#### DATA RECORDS
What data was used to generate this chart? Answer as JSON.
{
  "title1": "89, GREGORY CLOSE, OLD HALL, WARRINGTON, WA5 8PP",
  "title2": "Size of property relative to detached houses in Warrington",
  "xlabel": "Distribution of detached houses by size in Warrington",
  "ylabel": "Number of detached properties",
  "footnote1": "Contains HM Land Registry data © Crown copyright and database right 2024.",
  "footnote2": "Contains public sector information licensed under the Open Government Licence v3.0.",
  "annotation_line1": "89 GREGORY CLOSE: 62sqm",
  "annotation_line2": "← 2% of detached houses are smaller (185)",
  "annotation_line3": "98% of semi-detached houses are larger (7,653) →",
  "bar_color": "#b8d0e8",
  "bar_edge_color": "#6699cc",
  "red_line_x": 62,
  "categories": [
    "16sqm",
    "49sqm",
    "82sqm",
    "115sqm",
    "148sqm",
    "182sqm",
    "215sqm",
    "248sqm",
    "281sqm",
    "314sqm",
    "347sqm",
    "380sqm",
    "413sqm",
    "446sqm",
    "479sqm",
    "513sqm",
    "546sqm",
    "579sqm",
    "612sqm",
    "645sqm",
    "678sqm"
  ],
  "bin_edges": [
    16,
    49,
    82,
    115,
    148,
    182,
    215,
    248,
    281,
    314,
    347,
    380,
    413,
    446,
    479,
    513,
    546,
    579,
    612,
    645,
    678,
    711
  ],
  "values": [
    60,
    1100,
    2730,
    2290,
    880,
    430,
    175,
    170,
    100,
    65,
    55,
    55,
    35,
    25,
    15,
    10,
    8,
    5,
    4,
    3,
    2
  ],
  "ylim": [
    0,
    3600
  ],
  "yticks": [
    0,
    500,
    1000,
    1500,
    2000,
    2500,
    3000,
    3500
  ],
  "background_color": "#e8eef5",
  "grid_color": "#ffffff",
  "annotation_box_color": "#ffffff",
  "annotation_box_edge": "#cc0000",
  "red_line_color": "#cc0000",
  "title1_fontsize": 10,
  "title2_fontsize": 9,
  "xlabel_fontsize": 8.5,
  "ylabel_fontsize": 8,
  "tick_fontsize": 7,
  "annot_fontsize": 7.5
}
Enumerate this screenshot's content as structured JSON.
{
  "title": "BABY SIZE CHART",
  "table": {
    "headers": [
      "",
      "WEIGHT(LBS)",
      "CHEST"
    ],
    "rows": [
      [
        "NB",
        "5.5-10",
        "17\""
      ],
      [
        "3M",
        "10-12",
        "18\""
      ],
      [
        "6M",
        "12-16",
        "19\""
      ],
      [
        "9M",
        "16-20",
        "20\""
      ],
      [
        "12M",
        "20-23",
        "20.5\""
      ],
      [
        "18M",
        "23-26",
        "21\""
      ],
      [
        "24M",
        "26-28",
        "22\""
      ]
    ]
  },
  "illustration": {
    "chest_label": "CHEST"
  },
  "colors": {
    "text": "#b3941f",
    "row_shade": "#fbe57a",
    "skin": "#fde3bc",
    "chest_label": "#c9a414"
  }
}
########
Would you copy out each line exactly as written?

* ANSWER TO THE EXERCISE
What data was used to generate this chart? Answer as JSON.
{
  "title1": "89, GREGORY CLOSE, OLD HALL, WARRINGTON, WA5 8PP",
  "title2": "Size of property relative to detached houses in Warrington",
  "xlabel": "Distribution of detached houses by size in Warrington",
  "ylabel": "Number of detached properties",
  "footnote1": "Contains HM Land Registry data © Crown copyright and database right 2024.",
  "footnote2": "Contains public sector information licensed under the Open Government Licence v3.0.",
  "annotation_line1": "89 GREGORY CLOSE: 62sqm",
  "annotation_line2": "← 2% of detached houses are smaller (185)",
  "annotation_line3": "98% of semi-detached houses are larger (7,653) →",
  "bar_color": "#b8d0e8",
  "bar_edge_color": "#6699cc",
  "red_line_x": 62,
  "categories": [
    "16sqm",
    "49sqm",
    "82sqm",
    "115sqm",
    "148sqm",
    "182sqm",
    "215sqm",
    "248sqm",
    "281sqm",
    "314sqm",
    "347sqm",
    "380sqm",
    "413sqm",
    "446sqm",
    "479sqm",
    "513sqm",
    "546sqm",
    "579sqm",
    "612sqm",
    "645sqm",
    "678sqm"
  ],
  "bin_edges": [
    16,
    49,
    82,
    115,
    148,
    182,
    215,
    248,
    281,
    314,
    347,
    380,
    413,
    446,
    479,
    513,
    546,
    579,
    612,
    645,
    678,
    711
  ],
  "values": [
    60,
    1100,
    2730,
    2290,
    880,
    430,
    175,
    170,
    100,
    65,
    55,
    55,
    35,
    25,
    15,
    10,
    8,
    5,
    4,
    3,
    2
  ],
  "ylim": [
    0,
    3600
  ],
  "yticks": [
    0,
    500,
    1000,
    1500,
    2000,
    2500,
    3000,
    3500
  ],
  "background_color": "#e8eef5",
  "grid_color": "#ffffff",
  "annotation_box_color": "#ffffff",
  "annotation_box_edge": "#cc0000",
  "red_line_color": "#cc0000",
  "title1_fontsize": 10,
  "title2_fontsize": 9,
  "xlabel_fontsize": 8.5,
  "ylabel_fontsize": 8,
  "tick_fontsize": 7,
  "annot_fontsize": 7.5
}
Enumerate this screenshot's content as structured JSON.
{
  "title": "BABY SIZE CHART",
  "table": {
    "headers": [
      "",
      "WEIGHT(LBS)",
      "CHEST"
    ],
    "rows": [
      [
        "NB",
        "5.5-10",
        "17\""
      ],
      [
        "3M",
        "10-12",
        "18\""
      ],
      [
        "6M",
        "12-16",
        "19\""
      ],
      [
        "9M",
        "16-20",
        "20\""
      ],
      [
        "12M",
        "20-23",
        "20.5\""
      ],
      [
        "18M",
        "23-26",
        "21\""
      ],
      [
        "24M",
        "26-28",
        "22\""
      ]
    ]
  },
  "illustration": {
    "chest_label": "CHEST"
  },
  "colors": {
    "text": "#b3941f",
    "row_shade": "#fbe57a",
    "skin": "#fde3bc",
    "chest_label": "#c9a414"
  }
}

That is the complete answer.